**Task goal:** Please pull out every line that includes the string "name".

**Data provided:**

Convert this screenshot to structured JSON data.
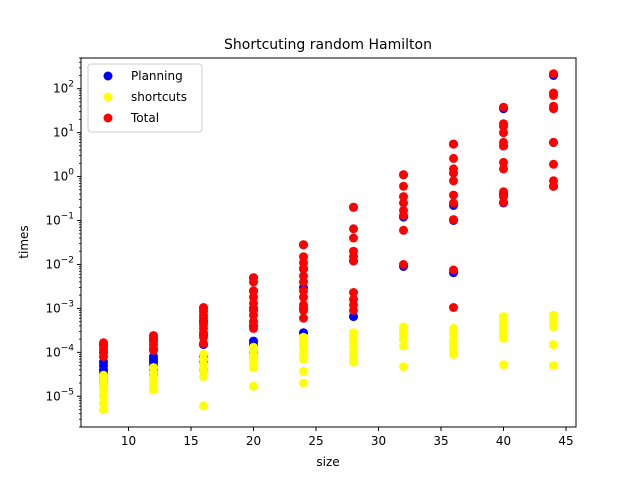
{
  "chart_data": {
    "type": "scatter",
    "title": "Shortcuting random Hamilton",
    "xlabel": "size",
    "ylabel": "times",
    "xlim": [
      6.2,
      45.8
    ],
    "ylim": [
      2e-06,
      500
    ],
    "yscale": "log",
    "xticks": [
      10,
      15,
      20,
      25,
      30,
      35,
      40,
      45
    ],
    "yticks": [
      1e-05,
      0.0001,
      0.001,
      0.01,
      0.1,
      1,
      10,
      100
    ],
    "yticklabels": [
      {
        "base": "10",
        "exp": "−5"
      },
      {
        "base": "10",
        "exp": "−4"
      },
      {
        "base": "10",
        "exp": "−3"
      },
      {
        "base": "10",
        "exp": "−2"
      },
      {
        "base": "10",
        "exp": "−1"
      },
      {
        "base": "10",
        "exp": "0"
      },
      {
        "base": "10",
        "exp": "1"
      },
      {
        "base": "10",
        "exp": "2"
      }
    ],
    "grid": false,
    "legend": "top-left",
    "series": [
      {
        "name": "Planning",
        "color": "#0000ff",
        "points": [
          [
            8,
            2e-05
          ],
          [
            8,
            2.5e-05
          ],
          [
            8,
            3e-05
          ],
          [
            8,
            3.5e-05
          ],
          [
            8,
            4e-05
          ],
          [
            8,
            5e-05
          ],
          [
            8,
            6e-05
          ],
          [
            8,
            0.0001
          ],
          [
            8,
            0.00015
          ],
          [
            12,
            3e-05
          ],
          [
            12,
            4e-05
          ],
          [
            12,
            5e-05
          ],
          [
            12,
            6e-05
          ],
          [
            12,
            7e-05
          ],
          [
            12,
            8e-05
          ],
          [
            12,
            0.00012
          ],
          [
            12,
            0.0002
          ],
          [
            16,
            4e-05
          ],
          [
            16,
            6e-05
          ],
          [
            16,
            8e-05
          ],
          [
            16,
            0.00015
          ],
          [
            16,
            0.00025
          ],
          [
            16,
            0.0005
          ],
          [
            16,
            0.001
          ],
          [
            20,
            0.0001
          ],
          [
            20,
            0.00015
          ],
          [
            20,
            0.00018
          ],
          [
            20,
            0.0004
          ],
          [
            20,
            0.001
          ],
          [
            20,
            0.0025
          ],
          [
            20,
            0.005
          ],
          [
            24,
            0.00028
          ],
          [
            24,
            0.001
          ],
          [
            24,
            0.003
          ],
          [
            24,
            0.008
          ],
          [
            24,
            0.028
          ],
          [
            28,
            0.00065
          ],
          [
            28,
            0.012
          ],
          [
            28,
            0.2
          ],
          [
            32,
            0.009
          ],
          [
            32,
            0.12
          ],
          [
            32,
            1.1
          ],
          [
            36,
            0.0065
          ],
          [
            36,
            0.1
          ],
          [
            36,
            0.22
          ],
          [
            36,
            5.5
          ],
          [
            40,
            0.25
          ],
          [
            40,
            0.4
          ],
          [
            40,
            5
          ],
          [
            40,
            35
          ],
          [
            44,
            0.6
          ],
          [
            44,
            6
          ],
          [
            44,
            200
          ]
        ]
      },
      {
        "name": "shortcuts",
        "color": "#ffff00",
        "points": [
          [
            8,
            5e-06
          ],
          [
            8,
            7e-06
          ],
          [
            8,
            1e-05
          ],
          [
            8,
            1.3e-05
          ],
          [
            8,
            1.6e-05
          ],
          [
            8,
            2e-05
          ],
          [
            8,
            2.5e-05
          ],
          [
            8,
            3e-05
          ],
          [
            12,
            1.4e-05
          ],
          [
            12,
            1.8e-05
          ],
          [
            12,
            2.2e-05
          ],
          [
            12,
            2.8e-05
          ],
          [
            12,
            3.5e-05
          ],
          [
            12,
            4.5e-05
          ],
          [
            16,
            6e-06
          ],
          [
            16,
            2.8e-05
          ],
          [
            16,
            4e-05
          ],
          [
            16,
            5.5e-05
          ],
          [
            16,
            7e-05
          ],
          [
            16,
            9e-05
          ],
          [
            20,
            1.7e-05
          ],
          [
            20,
            4.5e-05
          ],
          [
            20,
            6e-05
          ],
          [
            20,
            7.5e-05
          ],
          [
            20,
            9e-05
          ],
          [
            20,
            0.00011
          ],
          [
            20,
            0.00013
          ],
          [
            24,
            2e-05
          ],
          [
            24,
            3.7e-05
          ],
          [
            24,
            7e-05
          ],
          [
            24,
            9e-05
          ],
          [
            24,
            0.00012
          ],
          [
            24,
            0.00015
          ],
          [
            24,
            0.00018
          ],
          [
            24,
            0.00022
          ],
          [
            28,
            6e-05
          ],
          [
            28,
            8e-05
          ],
          [
            28,
            0.0001
          ],
          [
            28,
            0.00014
          ],
          [
            28,
            0.00018
          ],
          [
            28,
            0.00022
          ],
          [
            28,
            0.00028
          ],
          [
            32,
            4.7e-05
          ],
          [
            32,
            0.00014
          ],
          [
            32,
            0.0002
          ],
          [
            32,
            0.00026
          ],
          [
            32,
            0.00032
          ],
          [
            32,
            0.00038
          ],
          [
            36,
            9e-05
          ],
          [
            36,
            0.00011
          ],
          [
            36,
            0.00014
          ],
          [
            36,
            0.00018
          ],
          [
            36,
            0.00026
          ],
          [
            36,
            0.00035
          ],
          [
            40,
            5.2e-05
          ],
          [
            40,
            0.00021
          ],
          [
            40,
            0.00027
          ],
          [
            40,
            0.00033
          ],
          [
            40,
            0.0004
          ],
          [
            40,
            0.0005
          ],
          [
            40,
            0.00065
          ],
          [
            44,
            5e-05
          ],
          [
            44,
            0.00015
          ],
          [
            44,
            0.00038
          ],
          [
            44,
            0.0005
          ],
          [
            44,
            0.0006
          ],
          [
            44,
            0.0007
          ]
        ]
      },
      {
        "name": "Total",
        "color": "#ff0000",
        "points": [
          [
            8,
            0.0001
          ],
          [
            8,
            0.00012
          ],
          [
            8,
            0.00014
          ],
          [
            8,
            0.000165
          ],
          [
            8,
            8e-05
          ],
          [
            12,
            0.00015
          ],
          [
            12,
            0.00018
          ],
          [
            12,
            0.00021
          ],
          [
            12,
            0.00024
          ],
          [
            12,
            0.00011
          ],
          [
            16,
            0.00022
          ],
          [
            16,
            0.00028
          ],
          [
            16,
            0.00035
          ],
          [
            16,
            0.00042
          ],
          [
            16,
            0.0005
          ],
          [
            16,
            0.0006
          ],
          [
            16,
            0.0007
          ],
          [
            16,
            0.00085
          ],
          [
            16,
            0.00105
          ],
          [
            16,
            0.00016
          ],
          [
            20,
            0.00035
          ],
          [
            20,
            0.0005
          ],
          [
            20,
            0.0007
          ],
          [
            20,
            0.0009
          ],
          [
            20,
            0.0013
          ],
          [
            20,
            0.0018
          ],
          [
            20,
            0.0025
          ],
          [
            20,
            0.004
          ],
          [
            20,
            0.005
          ],
          [
            24,
            0.0006
          ],
          [
            24,
            0.0009
          ],
          [
            24,
            0.0012
          ],
          [
            24,
            0.0018
          ],
          [
            24,
            0.0025
          ],
          [
            24,
            0.004
          ],
          [
            24,
            0.0055
          ],
          [
            24,
            0.008
          ],
          [
            24,
            0.011
          ],
          [
            24,
            0.015
          ],
          [
            24,
            0.028
          ],
          [
            28,
            0.0009
          ],
          [
            28,
            0.0012
          ],
          [
            28,
            0.0016
          ],
          [
            28,
            0.0023
          ],
          [
            28,
            0.012
          ],
          [
            28,
            0.015
          ],
          [
            28,
            0.02
          ],
          [
            28,
            0.04
          ],
          [
            28,
            0.065
          ],
          [
            28,
            0.2
          ],
          [
            32,
            0.01
          ],
          [
            32,
            0.06
          ],
          [
            32,
            0.13
          ],
          [
            32,
            0.17
          ],
          [
            32,
            0.25
          ],
          [
            32,
            0.35
          ],
          [
            32,
            0.6
          ],
          [
            32,
            1.1
          ],
          [
            36,
            0.00105
          ],
          [
            36,
            0.0075
          ],
          [
            36,
            0.105
          ],
          [
            36,
            0.25
          ],
          [
            36,
            0.38
          ],
          [
            36,
            0.8
          ],
          [
            36,
            1.2
          ],
          [
            36,
            1.5
          ],
          [
            36,
            2.6
          ],
          [
            36,
            5.5
          ],
          [
            40,
            0.26
          ],
          [
            40,
            0.35
          ],
          [
            40,
            0.45
          ],
          [
            40,
            1.5
          ],
          [
            40,
            2.1
          ],
          [
            40,
            5
          ],
          [
            40,
            6
          ],
          [
            40,
            10
          ],
          [
            40,
            14
          ],
          [
            40,
            16
          ],
          [
            40,
            38
          ],
          [
            44,
            0.6
          ],
          [
            44,
            0.8
          ],
          [
            44,
            1.9
          ],
          [
            44,
            6
          ],
          [
            44,
            35
          ],
          [
            44,
            40
          ],
          [
            44,
            70
          ],
          [
            44,
            80
          ],
          [
            44,
            220
          ]
        ]
      }
    ]
  }
}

**Answer for the task:**
        "name": "Planning",
        "name": "shortcuts",
        "name": "Total",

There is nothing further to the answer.